EXTRACTED RECORDS >>
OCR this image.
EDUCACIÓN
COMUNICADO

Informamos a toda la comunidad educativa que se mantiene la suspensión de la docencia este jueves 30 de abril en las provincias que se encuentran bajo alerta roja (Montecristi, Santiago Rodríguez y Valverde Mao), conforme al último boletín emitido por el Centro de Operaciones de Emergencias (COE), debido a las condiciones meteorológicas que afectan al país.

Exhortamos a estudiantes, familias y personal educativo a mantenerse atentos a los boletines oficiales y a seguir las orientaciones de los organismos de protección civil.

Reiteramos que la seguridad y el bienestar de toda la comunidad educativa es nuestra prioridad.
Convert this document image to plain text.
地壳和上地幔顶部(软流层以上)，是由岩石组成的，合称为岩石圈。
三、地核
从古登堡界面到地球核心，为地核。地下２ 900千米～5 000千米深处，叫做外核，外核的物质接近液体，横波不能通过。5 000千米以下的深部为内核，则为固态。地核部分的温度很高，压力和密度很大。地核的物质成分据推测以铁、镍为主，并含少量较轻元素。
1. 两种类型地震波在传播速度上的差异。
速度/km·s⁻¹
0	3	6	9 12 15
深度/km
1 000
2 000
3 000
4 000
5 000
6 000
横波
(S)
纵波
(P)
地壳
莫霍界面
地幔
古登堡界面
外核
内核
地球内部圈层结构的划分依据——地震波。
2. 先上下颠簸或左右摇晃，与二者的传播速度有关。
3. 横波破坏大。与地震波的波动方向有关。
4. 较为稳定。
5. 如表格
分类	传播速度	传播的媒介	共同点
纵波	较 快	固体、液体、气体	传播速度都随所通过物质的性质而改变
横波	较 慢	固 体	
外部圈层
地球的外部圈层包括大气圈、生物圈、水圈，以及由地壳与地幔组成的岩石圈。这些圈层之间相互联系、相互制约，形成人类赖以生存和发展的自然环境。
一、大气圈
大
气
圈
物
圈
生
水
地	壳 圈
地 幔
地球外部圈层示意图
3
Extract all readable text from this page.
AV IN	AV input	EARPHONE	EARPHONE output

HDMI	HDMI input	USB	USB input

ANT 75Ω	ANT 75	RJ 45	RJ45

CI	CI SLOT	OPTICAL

TASK DESCRIPTION >>
Check all the records above and select each line where the string "input" is found.

SOLUTION TO THIS TASK >>
AV IN	AV input	EARPHONE	EARPHONE output
HDMI	HDMI input	USB	USB input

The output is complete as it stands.